What is needed: Every line of the material below in which "circuit" shows up is to be located and copied.

Supplied records:
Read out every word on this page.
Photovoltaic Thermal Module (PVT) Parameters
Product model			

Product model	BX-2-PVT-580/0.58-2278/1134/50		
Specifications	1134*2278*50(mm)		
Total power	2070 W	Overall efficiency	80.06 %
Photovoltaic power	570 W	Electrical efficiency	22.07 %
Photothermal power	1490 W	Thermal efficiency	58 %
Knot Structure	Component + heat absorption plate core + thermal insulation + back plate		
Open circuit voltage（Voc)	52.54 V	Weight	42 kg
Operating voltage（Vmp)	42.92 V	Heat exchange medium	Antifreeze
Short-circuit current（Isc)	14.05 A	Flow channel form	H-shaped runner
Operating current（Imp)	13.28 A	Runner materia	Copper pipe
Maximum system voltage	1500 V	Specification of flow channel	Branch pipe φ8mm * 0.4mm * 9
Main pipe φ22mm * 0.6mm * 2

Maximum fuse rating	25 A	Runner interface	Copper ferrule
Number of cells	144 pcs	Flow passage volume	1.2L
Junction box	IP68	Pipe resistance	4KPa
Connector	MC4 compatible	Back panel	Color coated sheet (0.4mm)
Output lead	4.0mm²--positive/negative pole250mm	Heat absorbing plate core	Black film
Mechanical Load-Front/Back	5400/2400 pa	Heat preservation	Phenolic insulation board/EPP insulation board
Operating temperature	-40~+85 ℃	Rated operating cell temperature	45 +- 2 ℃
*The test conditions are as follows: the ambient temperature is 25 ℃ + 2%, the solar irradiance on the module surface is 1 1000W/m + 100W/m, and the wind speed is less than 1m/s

Written solution:
Open circuit voltage（Voc)	52.54 V	Weight	42 kg
Short-circuit current（Isc)	14.05 A	Flow channel form	H-shaped runner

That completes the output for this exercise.